_WRITTEN PROBLEM_:
Which lines in the material below contain the word "пьесы"? Copy each of them.

_THE INPUT_:

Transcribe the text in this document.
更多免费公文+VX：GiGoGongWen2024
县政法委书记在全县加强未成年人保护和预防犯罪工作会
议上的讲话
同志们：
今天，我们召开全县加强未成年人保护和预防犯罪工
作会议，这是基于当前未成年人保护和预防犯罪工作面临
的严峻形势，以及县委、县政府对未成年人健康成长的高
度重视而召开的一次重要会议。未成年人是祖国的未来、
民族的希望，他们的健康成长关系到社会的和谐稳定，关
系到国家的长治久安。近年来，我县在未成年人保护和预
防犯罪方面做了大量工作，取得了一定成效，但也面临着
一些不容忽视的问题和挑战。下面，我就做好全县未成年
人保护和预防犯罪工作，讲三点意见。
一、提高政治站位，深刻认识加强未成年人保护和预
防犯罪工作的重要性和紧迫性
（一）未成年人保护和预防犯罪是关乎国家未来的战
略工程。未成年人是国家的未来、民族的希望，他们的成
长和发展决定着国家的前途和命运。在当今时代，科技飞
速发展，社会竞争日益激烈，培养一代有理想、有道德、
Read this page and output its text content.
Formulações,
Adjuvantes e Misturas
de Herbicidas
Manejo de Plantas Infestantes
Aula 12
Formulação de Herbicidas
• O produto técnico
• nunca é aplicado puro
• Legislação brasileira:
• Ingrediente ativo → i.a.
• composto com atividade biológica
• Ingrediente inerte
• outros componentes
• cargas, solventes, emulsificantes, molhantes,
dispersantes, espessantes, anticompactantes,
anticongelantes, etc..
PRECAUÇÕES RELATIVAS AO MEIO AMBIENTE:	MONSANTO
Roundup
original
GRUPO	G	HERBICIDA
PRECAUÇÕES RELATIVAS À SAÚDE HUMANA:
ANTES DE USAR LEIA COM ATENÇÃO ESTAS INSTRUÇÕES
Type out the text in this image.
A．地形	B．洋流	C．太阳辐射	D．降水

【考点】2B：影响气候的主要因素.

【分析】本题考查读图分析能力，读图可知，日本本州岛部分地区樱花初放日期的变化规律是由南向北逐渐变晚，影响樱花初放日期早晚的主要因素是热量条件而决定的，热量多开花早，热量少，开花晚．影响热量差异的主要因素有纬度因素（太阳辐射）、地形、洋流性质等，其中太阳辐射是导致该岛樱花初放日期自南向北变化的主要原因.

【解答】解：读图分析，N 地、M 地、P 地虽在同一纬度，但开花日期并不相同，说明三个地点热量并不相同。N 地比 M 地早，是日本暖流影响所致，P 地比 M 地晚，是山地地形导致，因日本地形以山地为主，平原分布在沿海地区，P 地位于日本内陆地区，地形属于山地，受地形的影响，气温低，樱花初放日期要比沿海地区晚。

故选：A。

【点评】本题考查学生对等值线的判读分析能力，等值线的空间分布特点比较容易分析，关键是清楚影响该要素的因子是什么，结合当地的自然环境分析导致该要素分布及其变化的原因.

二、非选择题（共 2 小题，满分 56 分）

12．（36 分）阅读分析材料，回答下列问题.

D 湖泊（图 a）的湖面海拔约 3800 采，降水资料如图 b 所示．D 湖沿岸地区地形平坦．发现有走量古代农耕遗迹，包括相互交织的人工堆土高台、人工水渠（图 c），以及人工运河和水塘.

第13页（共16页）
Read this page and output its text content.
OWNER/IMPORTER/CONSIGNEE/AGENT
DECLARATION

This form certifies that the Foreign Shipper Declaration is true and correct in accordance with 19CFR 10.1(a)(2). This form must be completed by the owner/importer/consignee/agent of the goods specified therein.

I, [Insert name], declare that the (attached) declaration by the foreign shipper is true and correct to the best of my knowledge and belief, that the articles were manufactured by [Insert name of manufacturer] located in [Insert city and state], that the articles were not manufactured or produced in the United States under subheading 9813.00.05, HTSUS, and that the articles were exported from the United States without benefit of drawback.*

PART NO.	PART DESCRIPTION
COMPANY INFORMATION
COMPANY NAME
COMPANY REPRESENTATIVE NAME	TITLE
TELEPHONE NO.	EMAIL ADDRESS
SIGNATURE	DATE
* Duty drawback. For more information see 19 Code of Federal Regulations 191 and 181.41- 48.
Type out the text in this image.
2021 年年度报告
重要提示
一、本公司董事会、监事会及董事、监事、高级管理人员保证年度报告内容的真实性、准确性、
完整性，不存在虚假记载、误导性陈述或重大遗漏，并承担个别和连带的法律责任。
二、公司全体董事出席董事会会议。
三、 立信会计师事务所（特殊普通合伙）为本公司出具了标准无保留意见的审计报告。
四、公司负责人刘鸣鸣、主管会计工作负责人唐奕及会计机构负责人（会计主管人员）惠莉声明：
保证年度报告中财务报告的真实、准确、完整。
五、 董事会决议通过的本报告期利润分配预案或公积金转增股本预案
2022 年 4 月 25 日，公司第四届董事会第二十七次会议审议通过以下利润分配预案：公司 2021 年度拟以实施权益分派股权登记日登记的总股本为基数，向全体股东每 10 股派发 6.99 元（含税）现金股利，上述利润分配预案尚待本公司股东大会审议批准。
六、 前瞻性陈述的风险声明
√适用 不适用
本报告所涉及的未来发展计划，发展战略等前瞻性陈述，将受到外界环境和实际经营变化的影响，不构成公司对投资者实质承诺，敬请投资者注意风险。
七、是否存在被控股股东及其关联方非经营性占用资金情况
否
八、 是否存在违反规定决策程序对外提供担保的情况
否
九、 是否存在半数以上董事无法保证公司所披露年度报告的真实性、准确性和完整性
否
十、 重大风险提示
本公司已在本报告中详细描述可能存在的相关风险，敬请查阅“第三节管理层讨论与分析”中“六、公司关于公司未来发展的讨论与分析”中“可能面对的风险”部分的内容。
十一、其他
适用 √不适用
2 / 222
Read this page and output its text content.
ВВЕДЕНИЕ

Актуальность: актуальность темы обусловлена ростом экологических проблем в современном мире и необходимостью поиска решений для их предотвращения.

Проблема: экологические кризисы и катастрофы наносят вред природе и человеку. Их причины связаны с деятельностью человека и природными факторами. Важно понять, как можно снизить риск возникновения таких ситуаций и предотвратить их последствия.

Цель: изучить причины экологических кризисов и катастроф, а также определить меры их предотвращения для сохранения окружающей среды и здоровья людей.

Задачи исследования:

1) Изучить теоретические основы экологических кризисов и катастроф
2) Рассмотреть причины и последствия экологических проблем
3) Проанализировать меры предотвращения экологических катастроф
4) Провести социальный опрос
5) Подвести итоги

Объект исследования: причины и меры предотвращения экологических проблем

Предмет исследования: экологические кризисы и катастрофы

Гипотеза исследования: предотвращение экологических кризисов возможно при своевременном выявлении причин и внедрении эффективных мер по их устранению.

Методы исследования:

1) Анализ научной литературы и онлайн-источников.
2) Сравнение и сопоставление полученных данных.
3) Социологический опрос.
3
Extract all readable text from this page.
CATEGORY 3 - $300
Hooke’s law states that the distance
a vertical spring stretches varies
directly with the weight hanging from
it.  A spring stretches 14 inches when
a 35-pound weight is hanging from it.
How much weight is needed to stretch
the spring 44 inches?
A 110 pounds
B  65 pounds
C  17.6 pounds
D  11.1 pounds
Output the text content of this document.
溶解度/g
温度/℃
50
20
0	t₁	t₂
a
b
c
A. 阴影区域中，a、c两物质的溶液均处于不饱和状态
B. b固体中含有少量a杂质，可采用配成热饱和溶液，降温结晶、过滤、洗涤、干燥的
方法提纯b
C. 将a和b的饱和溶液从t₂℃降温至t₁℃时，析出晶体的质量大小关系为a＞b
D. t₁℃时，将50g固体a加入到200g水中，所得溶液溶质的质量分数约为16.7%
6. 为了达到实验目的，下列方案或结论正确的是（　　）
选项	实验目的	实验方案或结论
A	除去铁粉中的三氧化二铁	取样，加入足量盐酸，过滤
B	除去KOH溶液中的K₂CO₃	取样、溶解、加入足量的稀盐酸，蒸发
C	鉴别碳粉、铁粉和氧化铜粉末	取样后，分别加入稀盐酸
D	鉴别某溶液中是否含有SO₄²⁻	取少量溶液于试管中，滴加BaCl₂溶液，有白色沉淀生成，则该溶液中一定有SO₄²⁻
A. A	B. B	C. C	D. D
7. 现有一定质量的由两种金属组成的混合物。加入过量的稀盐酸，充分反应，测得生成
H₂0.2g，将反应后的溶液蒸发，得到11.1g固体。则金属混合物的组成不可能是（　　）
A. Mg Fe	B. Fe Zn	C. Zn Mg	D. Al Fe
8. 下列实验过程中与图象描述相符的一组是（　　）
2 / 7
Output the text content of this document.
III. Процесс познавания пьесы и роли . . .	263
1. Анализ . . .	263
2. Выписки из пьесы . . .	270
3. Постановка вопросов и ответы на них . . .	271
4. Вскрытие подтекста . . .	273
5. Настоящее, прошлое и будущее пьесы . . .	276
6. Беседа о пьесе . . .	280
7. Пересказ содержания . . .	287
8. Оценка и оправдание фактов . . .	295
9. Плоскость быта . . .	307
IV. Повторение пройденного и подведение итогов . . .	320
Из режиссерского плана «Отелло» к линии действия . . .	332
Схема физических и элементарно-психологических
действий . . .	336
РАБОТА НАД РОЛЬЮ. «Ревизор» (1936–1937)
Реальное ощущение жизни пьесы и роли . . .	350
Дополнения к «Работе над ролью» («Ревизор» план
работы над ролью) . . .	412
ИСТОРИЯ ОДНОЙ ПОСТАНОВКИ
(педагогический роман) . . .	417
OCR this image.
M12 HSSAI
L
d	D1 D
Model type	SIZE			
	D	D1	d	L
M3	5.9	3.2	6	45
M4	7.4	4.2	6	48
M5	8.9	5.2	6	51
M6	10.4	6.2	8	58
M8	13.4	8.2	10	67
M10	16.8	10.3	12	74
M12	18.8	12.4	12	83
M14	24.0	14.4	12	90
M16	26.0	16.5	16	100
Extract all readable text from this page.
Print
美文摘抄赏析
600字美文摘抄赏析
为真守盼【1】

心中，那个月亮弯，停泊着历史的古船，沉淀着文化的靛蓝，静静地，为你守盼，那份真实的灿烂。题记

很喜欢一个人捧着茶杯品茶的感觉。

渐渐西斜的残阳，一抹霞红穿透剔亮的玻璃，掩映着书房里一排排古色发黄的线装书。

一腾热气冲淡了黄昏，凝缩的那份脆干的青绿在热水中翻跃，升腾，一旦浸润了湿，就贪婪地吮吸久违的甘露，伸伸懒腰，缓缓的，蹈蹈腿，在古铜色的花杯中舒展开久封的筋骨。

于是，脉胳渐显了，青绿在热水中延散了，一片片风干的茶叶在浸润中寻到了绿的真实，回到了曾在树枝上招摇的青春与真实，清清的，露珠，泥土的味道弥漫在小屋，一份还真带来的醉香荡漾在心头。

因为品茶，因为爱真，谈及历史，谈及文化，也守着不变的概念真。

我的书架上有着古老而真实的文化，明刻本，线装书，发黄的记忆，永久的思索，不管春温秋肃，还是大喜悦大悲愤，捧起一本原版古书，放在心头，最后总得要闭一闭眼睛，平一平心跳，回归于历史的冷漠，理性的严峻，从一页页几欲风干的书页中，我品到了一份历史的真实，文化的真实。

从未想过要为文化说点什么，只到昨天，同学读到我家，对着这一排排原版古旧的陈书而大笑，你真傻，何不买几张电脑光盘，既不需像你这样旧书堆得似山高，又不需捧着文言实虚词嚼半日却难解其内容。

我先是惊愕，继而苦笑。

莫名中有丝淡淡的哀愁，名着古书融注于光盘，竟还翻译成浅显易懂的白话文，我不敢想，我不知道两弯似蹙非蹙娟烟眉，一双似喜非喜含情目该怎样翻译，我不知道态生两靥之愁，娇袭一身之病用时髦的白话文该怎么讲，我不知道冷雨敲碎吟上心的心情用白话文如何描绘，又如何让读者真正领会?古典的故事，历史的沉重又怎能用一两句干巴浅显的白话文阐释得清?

_TASK RESULT_:
III. Процесс познавания пьесы и роли . . .	263
2. Выписки из пьесы . . .	270
5. Настоящее, прошлое и будущее пьесы . . .	276
Реальное ощущение жизни пьесы и роли . . .	350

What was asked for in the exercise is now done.